>> START

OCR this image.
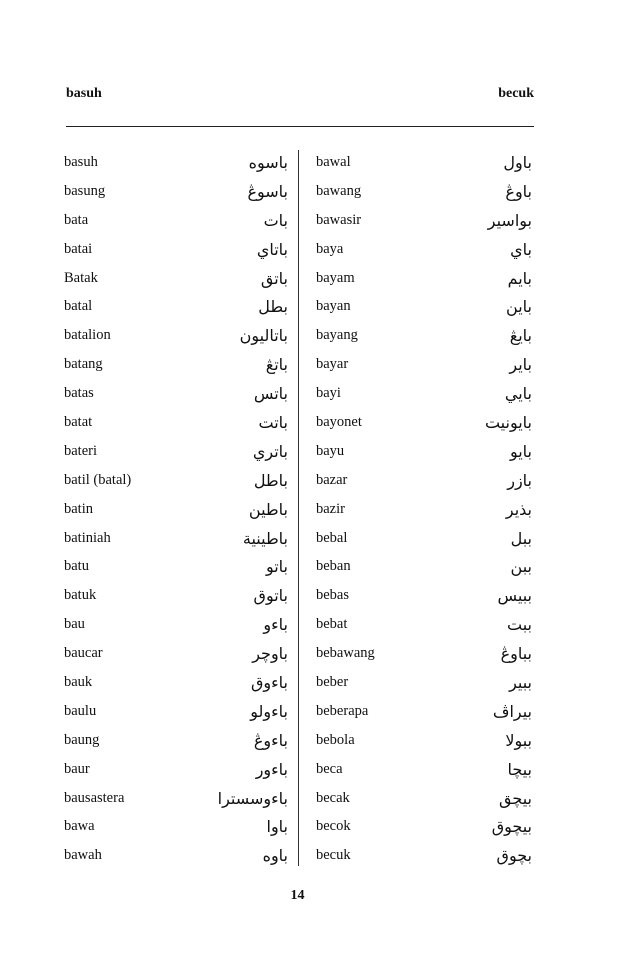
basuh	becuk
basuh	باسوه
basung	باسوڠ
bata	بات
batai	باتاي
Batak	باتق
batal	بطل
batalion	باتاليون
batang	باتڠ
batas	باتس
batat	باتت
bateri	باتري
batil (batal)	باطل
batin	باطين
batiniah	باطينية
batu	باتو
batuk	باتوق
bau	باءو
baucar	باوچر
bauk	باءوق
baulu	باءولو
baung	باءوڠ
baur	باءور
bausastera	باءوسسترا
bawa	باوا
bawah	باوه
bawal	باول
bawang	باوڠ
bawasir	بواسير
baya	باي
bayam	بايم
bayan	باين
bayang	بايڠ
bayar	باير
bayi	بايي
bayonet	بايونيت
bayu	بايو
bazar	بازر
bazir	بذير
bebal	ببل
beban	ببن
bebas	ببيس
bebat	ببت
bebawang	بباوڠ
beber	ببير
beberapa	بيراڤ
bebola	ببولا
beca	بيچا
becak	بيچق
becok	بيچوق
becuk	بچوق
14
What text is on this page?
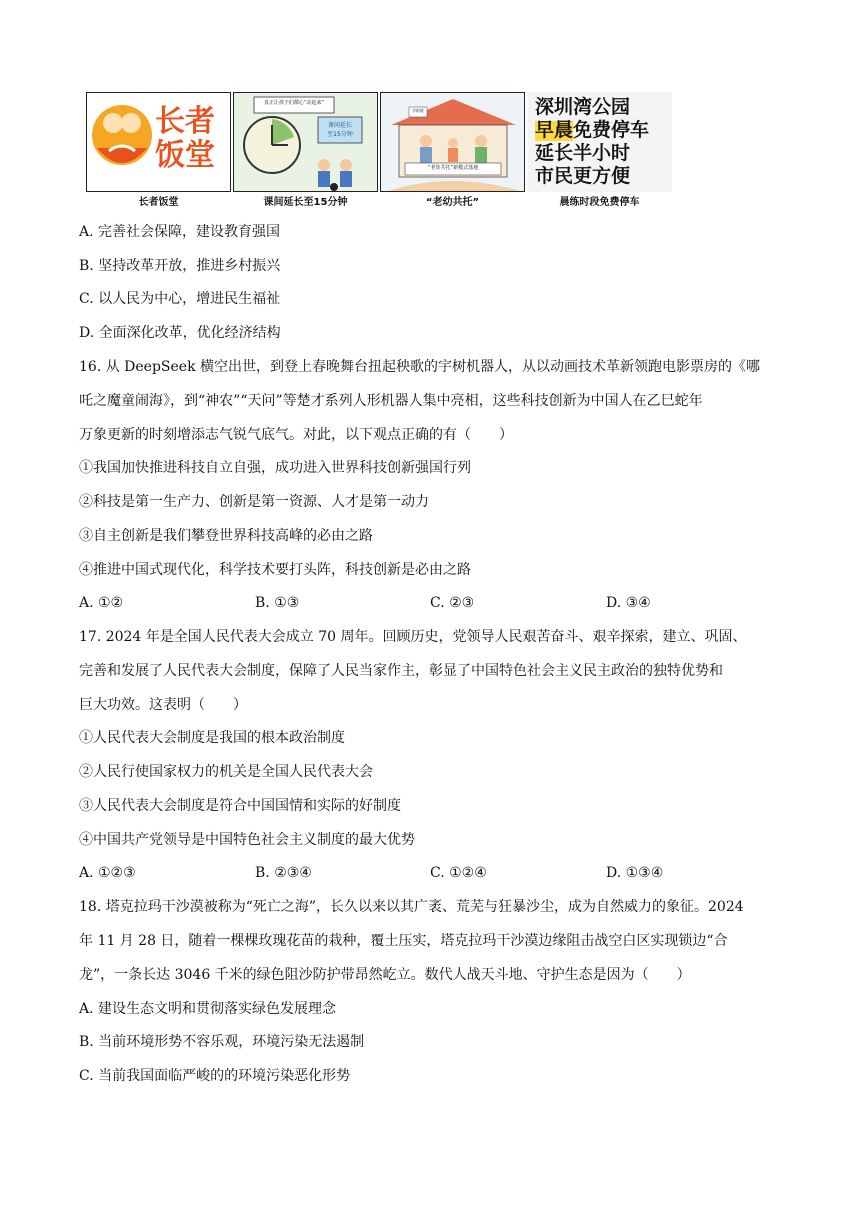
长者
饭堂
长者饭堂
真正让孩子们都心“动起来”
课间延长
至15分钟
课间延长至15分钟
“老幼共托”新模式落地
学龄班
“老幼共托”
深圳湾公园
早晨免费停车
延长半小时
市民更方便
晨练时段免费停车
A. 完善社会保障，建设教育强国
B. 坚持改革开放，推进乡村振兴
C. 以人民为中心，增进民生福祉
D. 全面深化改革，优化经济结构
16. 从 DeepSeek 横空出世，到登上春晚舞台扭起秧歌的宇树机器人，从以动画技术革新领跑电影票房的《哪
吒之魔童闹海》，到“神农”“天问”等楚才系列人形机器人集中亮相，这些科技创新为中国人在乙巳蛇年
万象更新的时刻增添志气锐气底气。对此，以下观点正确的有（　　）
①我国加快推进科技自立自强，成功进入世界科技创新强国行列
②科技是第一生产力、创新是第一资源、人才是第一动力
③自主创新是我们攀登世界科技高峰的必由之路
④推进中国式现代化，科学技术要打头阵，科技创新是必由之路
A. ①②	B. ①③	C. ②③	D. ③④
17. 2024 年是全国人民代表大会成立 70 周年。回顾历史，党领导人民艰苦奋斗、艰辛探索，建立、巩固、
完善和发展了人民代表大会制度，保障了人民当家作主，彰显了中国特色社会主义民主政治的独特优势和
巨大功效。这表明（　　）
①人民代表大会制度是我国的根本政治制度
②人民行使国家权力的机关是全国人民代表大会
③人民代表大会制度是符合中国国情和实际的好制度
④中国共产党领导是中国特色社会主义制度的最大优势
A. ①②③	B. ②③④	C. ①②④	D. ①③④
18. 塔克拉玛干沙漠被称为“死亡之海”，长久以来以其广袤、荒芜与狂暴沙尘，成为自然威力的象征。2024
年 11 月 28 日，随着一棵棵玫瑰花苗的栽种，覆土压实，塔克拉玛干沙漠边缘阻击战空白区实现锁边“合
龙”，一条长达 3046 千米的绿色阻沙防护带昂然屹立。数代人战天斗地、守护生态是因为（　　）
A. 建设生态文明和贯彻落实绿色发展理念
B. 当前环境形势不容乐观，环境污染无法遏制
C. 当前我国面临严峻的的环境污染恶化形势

>> END

Stated exercise:
Reproduce precisely the lines of the entries above, from the one containing "What text is on this page?" through the final one, both ends included, and omit the pictures.

The reply:
What text is on this page?
长者
饭堂
长者饭堂
真正让孩子们都心“动起来”
课间延长
至15分钟
课间延长至15分钟
“老幼共托”新模式落地
学龄班
“老幼共托”
深圳湾公园
早晨免费停车
延长半小时
市民更方便
晨练时段免费停车
A. 完善社会保障，建设教育强国
B. 坚持改革开放，推进乡村振兴
C. 以人民为中心，增进民生福祉
D. 全面深化改革，优化经济结构
16. 从 DeepSeek 横空出世，到登上春晚舞台扭起秧歌的宇树机器人，从以动画技术革新领跑电影票房的《哪
吒之魔童闹海》，到“神农”“天问”等楚才系列人形机器人集中亮相，这些科技创新为中国人在乙巳蛇年
万象更新的时刻增添志气锐气底气。对此，以下观点正确的有（　　）
①我国加快推进科技自立自强，成功进入世界科技创新强国行列
②科技是第一生产力、创新是第一资源、人才是第一动力
③自主创新是我们攀登世界科技高峰的必由之路
④推进中国式现代化，科学技术要打头阵，科技创新是必由之路
A. ①②	B. ①③	C. ②③	D. ③④
17. 2024 年是全国人民代表大会成立 70 周年。回顾历史，党领导人民艰苦奋斗、艰辛探索，建立、巩固、
完善和发展了人民代表大会制度，保障了人民当家作主，彰显了中国特色社会主义民主政治的独特优势和
巨大功效。这表明（　　）
①人民代表大会制度是我国的根本政治制度
②人民行使国家权力的机关是全国人民代表大会
③人民代表大会制度是符合中国国情和实际的好制度
④中国共产党领导是中国特色社会主义制度的最大优势
A. ①②③	B. ②③④	C. ①②④	D. ①③④
18. 塔克拉玛干沙漠被称为“死亡之海”，长久以来以其广袤、荒芜与狂暴沙尘，成为自然威力的象征。2024
年 11 月 28 日，随着一棵棵玫瑰花苗的栽种，覆土压实，塔克拉玛干沙漠边缘阻击战空白区实现锁边“合
龙”，一条长达 3046 千米的绿色阻沙防护带昂然屹立。数代人战天斗地、守护生态是因为（　　）
A. 建设生态文明和贯彻落实绿色发展理念
B. 当前环境形势不容乐观，环境污染无法遏制
C. 当前我国面临严峻的的环境污染恶化形势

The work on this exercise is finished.